**Material for this task:**
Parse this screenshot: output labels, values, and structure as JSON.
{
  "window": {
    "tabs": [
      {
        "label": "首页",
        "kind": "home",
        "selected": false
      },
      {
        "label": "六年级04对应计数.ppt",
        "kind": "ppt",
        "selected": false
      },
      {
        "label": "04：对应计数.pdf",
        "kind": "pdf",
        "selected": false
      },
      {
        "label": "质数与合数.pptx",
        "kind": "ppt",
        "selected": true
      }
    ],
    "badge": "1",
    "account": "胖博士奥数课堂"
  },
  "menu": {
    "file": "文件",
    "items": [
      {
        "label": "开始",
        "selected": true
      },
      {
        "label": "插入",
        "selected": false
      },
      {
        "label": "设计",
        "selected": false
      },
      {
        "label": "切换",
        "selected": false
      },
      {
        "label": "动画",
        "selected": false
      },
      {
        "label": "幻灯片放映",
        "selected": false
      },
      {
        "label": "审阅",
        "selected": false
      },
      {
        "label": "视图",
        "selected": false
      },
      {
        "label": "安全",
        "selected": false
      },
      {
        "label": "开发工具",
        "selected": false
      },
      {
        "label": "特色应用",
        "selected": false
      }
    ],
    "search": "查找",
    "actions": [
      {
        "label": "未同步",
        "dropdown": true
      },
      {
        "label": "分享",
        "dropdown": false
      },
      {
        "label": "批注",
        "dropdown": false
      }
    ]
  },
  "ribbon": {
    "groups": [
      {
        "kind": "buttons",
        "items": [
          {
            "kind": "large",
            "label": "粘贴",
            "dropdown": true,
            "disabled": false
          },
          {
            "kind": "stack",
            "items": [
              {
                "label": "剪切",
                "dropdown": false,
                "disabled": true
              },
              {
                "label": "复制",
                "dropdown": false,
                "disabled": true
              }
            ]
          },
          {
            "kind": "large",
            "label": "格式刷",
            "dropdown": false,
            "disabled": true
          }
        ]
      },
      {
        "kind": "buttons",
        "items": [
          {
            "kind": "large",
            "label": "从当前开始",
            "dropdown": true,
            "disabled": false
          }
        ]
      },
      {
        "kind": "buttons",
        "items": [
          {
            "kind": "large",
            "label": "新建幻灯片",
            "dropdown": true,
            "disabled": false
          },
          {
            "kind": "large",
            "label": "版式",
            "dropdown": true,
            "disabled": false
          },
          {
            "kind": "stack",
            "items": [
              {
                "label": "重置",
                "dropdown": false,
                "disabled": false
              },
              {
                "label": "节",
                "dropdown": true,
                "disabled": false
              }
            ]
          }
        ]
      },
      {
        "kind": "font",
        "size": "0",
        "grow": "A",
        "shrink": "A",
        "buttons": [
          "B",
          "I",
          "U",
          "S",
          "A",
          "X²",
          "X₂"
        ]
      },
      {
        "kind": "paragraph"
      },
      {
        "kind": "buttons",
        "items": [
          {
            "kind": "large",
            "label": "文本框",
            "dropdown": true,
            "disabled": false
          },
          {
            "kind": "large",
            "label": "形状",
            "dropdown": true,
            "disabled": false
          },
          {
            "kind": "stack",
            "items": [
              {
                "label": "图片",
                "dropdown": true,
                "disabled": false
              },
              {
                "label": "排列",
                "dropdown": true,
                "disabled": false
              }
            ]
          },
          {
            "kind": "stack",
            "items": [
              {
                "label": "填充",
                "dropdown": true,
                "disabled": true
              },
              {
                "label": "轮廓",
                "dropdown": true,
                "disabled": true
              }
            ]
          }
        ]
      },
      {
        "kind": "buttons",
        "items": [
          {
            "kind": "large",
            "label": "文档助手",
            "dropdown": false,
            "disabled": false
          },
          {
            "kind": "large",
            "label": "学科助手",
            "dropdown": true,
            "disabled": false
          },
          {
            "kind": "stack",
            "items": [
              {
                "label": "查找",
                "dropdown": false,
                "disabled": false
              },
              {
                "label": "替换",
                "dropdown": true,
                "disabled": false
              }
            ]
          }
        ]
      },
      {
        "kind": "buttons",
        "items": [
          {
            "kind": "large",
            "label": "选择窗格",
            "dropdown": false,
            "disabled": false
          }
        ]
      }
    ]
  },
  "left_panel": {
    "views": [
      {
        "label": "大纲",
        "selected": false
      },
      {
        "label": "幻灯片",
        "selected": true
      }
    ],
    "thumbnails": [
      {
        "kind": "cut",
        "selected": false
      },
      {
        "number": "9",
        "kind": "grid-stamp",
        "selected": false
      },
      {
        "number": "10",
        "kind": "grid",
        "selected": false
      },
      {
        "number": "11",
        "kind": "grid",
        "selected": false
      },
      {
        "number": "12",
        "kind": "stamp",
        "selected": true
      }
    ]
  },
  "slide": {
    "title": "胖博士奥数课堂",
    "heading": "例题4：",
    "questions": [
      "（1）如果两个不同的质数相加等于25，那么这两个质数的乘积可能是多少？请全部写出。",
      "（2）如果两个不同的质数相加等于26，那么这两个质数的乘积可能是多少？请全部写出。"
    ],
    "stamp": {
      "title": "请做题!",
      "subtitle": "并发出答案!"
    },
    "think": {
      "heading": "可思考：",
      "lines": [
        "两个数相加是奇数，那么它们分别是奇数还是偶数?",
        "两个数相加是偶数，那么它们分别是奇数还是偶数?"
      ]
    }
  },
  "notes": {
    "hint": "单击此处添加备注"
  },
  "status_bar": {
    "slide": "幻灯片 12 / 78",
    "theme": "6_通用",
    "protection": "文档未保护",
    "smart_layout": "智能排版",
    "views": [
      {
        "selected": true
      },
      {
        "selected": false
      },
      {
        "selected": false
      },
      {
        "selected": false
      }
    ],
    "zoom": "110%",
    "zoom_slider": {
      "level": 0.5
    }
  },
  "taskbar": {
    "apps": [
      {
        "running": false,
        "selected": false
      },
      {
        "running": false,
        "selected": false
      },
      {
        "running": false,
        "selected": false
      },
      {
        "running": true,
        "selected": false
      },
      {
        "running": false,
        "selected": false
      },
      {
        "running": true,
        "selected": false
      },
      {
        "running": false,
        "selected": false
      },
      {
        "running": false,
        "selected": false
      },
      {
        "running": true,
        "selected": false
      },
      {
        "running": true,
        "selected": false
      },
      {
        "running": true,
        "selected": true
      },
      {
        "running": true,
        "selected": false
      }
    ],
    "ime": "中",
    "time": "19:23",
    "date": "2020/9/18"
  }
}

**Your instructions:** Copy out every line of the material above that mentions the word "那么这两个质数的乘积可能是多少".

**Result of the exercise:**
      "（1）如果两个不同的质数相加等于25，那么这两个质数的乘积可能是多少？请全部写出。",
      "（2）如果两个不同的质数相加等于26，那么这两个质数的乘积可能是多少？请全部写出。"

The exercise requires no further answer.